# DS ARchery ~ Jan 20th   (1st shoot for the 2013 year)



## elsberryshooter (Jan 2, 2013)

DS ARCHERY ~ TEMPLE GA ~ 2012 Shoot Dates `
3584 Hwy 113 N
Temple , GA 30179




NO 14 RING will be reconized @DS Archery next year . We are only following ASA rules as they are eliminating the 14 RING for next year 



WE will reconize ALL the ASA classes 

Sign in Times for Registration 
*9am - 3pm for Winter Months*8am-2pm for Daylight saving time 

$10.00 Fun Shoot 
$20.00 Money Shoot 
50 % Payback 

LONG Shot 
$5.00 -6 shots 
$1.00 - 1 shot 
Concession will be available 

Danny 770-815-8667
Sherri 770-367-5682

Directions :
From Carrollton - 
Take Hwy 27 N to Hwy 113 N .Go approx 10 mile to Temple. Go thru Downtown Temple and Cross the Railroad tracks and turn Left . Go 6 miles and DS Archery will be on your left 

From DALLAS -
Take Buchanan Hwy (aka: 120 ) toward Buchanan approx 10 miles .Go stright thru the 4 way stop at Roses store . Go 4 miles and turn left on HWY 113 and go 1 mile and DS ARCHERY will be on your right . 

If I dont have your directions from where you will be comnig from just give us call and we can help you with the directions


----------



## elsberryshooter (Jan 5, 2013)

Guys we need some input , we are thinking of having trophy classes also. So the people that don't wont to shoot in the money shoots you can shoot in a trophy class. What I need to know is , is that what y'all want ? Because we aim to please and we want to know what you think.


----------



## killitgrillit (Jan 5, 2013)

I'm ready


----------



## DownSouthGeorgiaBoy (Jan 6, 2013)

a trophy class would be awesome


----------



## solocam678 (Jan 6, 2013)

## Stored records
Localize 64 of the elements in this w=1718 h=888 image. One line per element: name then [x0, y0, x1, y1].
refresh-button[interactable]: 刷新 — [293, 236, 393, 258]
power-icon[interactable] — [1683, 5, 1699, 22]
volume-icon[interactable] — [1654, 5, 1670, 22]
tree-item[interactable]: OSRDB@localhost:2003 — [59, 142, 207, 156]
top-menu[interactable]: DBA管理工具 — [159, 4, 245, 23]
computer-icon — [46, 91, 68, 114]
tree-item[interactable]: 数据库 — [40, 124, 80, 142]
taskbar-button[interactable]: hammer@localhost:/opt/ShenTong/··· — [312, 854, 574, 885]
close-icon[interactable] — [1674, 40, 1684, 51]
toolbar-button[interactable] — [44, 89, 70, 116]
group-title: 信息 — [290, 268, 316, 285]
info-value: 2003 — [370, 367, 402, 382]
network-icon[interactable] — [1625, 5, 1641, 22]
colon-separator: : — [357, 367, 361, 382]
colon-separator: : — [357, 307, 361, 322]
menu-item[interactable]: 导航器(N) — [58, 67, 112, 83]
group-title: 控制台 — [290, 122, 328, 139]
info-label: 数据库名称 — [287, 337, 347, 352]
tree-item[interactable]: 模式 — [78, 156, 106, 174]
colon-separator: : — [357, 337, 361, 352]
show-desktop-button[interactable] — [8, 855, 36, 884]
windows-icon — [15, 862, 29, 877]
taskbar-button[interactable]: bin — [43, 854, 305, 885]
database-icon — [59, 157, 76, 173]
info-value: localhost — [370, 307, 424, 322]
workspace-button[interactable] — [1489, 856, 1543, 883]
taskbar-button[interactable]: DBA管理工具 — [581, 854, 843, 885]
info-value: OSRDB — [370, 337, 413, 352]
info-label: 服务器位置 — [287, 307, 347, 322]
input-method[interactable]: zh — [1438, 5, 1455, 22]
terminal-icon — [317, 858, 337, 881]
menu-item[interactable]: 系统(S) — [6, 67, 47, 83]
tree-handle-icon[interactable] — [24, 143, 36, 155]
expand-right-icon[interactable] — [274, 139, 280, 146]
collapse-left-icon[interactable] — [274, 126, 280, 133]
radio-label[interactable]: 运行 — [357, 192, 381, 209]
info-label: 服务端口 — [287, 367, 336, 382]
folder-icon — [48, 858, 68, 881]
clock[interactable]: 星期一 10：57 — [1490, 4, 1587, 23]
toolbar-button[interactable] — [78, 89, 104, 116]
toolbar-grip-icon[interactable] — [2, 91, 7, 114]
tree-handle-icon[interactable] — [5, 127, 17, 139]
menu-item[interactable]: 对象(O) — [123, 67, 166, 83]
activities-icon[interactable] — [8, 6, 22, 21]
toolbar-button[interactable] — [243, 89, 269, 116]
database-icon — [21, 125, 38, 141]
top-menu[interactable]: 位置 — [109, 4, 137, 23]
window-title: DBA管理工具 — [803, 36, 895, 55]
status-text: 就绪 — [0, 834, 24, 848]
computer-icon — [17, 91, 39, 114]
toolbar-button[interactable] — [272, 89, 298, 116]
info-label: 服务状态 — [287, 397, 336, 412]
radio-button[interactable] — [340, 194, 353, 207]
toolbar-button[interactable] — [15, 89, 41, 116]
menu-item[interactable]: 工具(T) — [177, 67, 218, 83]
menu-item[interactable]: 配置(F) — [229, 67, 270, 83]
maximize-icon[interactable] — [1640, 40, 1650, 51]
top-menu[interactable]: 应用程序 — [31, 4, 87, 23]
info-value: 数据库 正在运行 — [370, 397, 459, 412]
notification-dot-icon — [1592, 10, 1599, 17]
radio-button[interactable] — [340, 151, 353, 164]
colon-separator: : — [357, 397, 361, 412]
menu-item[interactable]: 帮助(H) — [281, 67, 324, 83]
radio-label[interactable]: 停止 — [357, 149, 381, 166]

## Problems to work on
• 1. In the DS Archery thread, give the part that opens with "Danny 770-815-8667" and closes with "your right ." again, substituting "Villa Rica" for "Carrollton".
• 2. Answer these about the DS Archery thread:
(a) How much does the Money Shoot cost?
(b) Which ring will not be recognized at DS Archery?
(c) What are the registration sign-in times for the winter months?
• 3. Please carry on the DS Archery thread from where it stops.

## Per-task answers
• 1.
Danny 770-815-8667
Sherri 770-367-5682

Directions :
From Villa Rica - 
Take Hwy 27 N to Hwy 113 N .Go approx 10 mile to Temple. Go thru Downtown Temple and Cross the Railroad tracks and turn Left . Go 6 miles and DS Archery will be on your left 

From DALLAS -
Take Buchanan Hwy (aka: 120 ) toward Buchanan approx 10 miles .Go stright thru the 4 way stop at Roses store . Go 4 miles and turn left on HWY 113 and go 1 mile and DS ARCHERY will be on your right .

• 2.
(a) $20.00
(b) The 14 ring
(c) 9am to 3pm

• 3.
Lookin forward to it.


----------



## pop pop jones (Jan 7, 2013)

I'm not good enough for the money shoots. Really don't like paying half as much just to shoot and go home. Would be willing to pay a little more for a chance at a prize.


----------



## GaBuckSlammer (Jan 8, 2013)

hopin to make it!


----------



## elsberryshooter (Jan 8, 2013)

yes ... We are looking foward to seeing everyone since the last one was in Aug . Hope you can make it and bring John with ya .


----------



## elsberryshooter (Jan 9, 2013)

Bump


----------



## killitgrillit (Jan 9, 2013)

GaBuckSlammer said:


> hopin to make it!



You better be there and get ole Snake bite (Mitch) to show up as well.


----------



## mitchi (Jan 10, 2013)

Looking forward to it... Little cold for snakes, but if we are lucky we may see one.  Danny seems to have a nice herd of them in all sizes and flavors.


----------



## elsberryshooter (Jan 10, 2013)

They have only came out when you called them ... We keep them up just for you ..


----------



## Deathat330fps (Jan 10, 2013)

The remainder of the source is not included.